[START OF INPUT RECORDS]

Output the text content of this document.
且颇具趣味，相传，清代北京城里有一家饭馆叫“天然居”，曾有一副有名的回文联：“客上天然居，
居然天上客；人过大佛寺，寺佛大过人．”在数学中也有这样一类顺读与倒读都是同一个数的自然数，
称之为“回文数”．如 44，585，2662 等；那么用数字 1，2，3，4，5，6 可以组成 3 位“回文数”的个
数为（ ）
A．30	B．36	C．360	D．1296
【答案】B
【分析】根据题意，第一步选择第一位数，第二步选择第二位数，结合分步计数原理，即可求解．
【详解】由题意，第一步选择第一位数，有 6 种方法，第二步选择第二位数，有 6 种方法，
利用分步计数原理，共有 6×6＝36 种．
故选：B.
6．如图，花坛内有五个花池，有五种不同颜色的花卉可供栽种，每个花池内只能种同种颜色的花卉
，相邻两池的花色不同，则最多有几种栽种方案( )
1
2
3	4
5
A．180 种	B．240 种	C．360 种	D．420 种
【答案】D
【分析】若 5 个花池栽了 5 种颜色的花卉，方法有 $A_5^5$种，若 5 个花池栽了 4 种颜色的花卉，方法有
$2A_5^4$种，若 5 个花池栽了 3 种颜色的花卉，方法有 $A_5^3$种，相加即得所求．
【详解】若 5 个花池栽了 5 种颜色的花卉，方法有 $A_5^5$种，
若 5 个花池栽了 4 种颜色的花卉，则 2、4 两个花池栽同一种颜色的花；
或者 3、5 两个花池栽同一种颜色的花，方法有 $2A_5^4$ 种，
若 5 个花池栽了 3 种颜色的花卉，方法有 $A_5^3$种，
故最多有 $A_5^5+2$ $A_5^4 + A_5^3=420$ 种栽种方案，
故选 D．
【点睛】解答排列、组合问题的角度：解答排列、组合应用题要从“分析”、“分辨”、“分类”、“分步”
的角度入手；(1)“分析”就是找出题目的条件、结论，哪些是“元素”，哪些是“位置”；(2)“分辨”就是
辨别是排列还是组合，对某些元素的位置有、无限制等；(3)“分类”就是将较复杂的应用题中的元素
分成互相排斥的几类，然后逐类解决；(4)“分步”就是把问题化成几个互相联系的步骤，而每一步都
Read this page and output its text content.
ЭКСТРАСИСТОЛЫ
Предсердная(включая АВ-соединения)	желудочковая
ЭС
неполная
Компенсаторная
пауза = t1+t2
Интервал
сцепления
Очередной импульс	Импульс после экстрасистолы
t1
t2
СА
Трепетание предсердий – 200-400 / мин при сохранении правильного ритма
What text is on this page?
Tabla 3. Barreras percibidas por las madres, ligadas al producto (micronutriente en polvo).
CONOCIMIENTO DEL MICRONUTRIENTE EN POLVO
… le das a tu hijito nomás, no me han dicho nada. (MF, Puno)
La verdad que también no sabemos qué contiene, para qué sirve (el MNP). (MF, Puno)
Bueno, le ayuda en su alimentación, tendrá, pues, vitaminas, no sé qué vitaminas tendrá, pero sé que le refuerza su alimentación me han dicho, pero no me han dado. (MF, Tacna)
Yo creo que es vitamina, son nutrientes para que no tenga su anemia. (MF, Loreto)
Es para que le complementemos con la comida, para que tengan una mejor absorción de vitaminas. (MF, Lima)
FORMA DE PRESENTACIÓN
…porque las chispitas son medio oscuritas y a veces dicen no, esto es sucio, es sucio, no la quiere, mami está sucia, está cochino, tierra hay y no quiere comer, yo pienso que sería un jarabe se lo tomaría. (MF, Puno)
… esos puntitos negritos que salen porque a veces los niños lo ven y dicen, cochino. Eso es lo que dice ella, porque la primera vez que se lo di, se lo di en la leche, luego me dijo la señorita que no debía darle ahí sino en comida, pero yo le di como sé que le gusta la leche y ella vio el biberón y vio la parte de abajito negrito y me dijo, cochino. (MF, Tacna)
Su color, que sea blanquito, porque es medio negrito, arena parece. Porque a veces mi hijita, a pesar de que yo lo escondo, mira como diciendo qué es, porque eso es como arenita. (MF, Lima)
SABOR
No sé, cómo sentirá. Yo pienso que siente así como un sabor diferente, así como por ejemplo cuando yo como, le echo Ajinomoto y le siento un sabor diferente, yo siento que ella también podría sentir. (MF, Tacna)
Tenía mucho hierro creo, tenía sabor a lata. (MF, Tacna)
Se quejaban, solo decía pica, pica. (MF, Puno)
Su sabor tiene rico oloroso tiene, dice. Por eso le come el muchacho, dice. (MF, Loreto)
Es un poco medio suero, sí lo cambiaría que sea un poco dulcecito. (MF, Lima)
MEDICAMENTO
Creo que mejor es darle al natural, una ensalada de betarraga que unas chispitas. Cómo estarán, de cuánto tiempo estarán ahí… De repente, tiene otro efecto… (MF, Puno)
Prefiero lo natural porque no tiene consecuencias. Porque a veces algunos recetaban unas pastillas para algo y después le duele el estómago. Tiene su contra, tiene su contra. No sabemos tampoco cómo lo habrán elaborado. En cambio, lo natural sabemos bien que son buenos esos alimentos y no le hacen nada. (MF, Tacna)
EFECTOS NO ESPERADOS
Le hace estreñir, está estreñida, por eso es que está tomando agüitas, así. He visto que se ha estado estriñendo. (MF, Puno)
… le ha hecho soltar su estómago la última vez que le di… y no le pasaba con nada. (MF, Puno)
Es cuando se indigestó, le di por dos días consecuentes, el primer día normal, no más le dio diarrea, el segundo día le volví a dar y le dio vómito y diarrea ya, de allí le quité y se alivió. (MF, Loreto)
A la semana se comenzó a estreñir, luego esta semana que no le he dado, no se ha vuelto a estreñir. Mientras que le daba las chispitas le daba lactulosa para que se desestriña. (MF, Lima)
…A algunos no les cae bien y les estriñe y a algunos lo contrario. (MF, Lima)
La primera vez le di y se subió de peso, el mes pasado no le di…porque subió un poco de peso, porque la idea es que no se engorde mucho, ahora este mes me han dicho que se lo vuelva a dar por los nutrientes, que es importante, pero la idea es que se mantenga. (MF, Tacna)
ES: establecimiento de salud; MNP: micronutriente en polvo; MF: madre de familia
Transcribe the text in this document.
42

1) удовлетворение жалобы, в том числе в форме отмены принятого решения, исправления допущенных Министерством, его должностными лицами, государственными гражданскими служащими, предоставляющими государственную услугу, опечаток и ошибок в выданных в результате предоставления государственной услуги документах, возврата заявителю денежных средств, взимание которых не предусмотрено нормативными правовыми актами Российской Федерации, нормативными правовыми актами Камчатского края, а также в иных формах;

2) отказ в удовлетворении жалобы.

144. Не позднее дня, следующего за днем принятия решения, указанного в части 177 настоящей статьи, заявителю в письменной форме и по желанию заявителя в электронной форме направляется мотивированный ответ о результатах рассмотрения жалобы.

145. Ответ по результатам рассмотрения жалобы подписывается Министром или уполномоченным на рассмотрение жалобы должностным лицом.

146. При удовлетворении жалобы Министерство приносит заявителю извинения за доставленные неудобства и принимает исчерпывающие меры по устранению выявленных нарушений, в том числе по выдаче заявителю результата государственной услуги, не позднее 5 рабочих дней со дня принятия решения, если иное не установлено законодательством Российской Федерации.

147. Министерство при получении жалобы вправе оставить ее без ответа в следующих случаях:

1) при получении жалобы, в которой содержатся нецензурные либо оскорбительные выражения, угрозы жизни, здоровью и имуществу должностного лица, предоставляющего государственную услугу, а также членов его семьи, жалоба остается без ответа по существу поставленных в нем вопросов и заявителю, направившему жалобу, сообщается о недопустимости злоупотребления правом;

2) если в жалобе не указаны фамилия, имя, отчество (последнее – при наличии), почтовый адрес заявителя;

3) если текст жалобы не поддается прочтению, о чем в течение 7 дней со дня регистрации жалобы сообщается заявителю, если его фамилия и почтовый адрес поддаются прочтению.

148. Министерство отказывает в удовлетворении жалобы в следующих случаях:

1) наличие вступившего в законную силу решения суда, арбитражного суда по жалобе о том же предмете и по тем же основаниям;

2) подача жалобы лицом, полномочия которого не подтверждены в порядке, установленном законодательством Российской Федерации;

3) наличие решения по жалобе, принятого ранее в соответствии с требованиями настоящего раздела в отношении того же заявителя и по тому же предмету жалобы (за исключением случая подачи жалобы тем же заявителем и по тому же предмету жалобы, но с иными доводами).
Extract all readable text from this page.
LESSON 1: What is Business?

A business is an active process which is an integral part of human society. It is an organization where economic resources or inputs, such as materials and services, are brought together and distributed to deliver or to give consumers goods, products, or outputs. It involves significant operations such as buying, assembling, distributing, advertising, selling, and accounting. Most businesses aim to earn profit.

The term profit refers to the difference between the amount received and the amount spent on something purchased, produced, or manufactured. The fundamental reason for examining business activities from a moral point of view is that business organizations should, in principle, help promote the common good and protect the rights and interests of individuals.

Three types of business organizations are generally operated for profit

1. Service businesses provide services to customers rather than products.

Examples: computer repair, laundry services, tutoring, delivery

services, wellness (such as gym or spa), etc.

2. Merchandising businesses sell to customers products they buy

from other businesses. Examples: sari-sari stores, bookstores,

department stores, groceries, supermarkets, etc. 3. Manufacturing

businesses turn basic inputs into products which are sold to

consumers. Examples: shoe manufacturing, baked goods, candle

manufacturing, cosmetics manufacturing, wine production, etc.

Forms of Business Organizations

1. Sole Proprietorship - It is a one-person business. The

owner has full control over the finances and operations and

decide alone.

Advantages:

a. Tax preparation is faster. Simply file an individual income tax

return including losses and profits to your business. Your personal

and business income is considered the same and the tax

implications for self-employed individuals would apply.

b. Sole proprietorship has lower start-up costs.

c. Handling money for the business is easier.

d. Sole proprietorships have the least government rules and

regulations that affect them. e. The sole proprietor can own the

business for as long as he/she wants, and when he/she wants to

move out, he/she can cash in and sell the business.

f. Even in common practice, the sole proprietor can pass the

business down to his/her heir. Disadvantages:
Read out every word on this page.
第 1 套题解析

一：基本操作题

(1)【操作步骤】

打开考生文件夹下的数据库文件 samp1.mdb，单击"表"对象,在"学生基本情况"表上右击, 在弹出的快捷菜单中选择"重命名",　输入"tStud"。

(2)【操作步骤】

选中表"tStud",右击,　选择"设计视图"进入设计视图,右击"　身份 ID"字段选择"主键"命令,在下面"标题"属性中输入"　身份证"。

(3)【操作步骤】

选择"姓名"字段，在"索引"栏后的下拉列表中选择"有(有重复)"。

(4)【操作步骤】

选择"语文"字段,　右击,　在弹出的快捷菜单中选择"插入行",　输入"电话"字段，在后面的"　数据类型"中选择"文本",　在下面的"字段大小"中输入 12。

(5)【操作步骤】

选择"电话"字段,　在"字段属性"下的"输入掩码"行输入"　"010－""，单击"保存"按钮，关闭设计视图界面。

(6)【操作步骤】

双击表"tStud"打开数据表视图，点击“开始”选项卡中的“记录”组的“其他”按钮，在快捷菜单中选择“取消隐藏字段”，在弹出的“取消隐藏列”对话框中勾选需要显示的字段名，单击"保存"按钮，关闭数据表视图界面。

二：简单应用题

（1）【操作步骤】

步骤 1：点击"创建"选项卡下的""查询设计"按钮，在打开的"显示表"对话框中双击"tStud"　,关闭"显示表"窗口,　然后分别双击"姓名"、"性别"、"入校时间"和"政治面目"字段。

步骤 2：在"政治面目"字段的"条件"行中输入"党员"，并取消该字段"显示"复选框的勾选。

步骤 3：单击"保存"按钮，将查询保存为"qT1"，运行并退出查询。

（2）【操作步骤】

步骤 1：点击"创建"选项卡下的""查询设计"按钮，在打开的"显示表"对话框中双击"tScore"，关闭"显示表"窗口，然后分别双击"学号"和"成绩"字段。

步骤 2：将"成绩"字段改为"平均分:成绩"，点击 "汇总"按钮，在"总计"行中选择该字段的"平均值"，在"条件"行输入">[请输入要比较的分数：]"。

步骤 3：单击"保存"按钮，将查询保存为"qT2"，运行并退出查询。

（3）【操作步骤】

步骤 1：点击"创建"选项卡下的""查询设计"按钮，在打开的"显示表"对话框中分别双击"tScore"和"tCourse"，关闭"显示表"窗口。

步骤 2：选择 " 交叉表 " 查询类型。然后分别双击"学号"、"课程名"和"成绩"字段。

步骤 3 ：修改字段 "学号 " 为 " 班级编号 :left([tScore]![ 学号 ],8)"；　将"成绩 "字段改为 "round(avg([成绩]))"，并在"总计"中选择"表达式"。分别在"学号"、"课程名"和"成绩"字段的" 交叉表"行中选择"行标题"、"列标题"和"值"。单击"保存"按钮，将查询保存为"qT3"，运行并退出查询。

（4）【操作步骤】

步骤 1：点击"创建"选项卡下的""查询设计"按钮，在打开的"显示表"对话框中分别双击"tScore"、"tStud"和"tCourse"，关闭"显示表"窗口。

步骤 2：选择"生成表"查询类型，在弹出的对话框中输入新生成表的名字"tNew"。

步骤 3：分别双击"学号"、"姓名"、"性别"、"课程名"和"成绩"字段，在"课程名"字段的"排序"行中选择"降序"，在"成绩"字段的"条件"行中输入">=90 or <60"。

[END OF INPUT RECORDS]

WHAT THE EXERCISE ASKS. Reply with nothing but the number of lines in the data above that contain "document".

RESULT. 2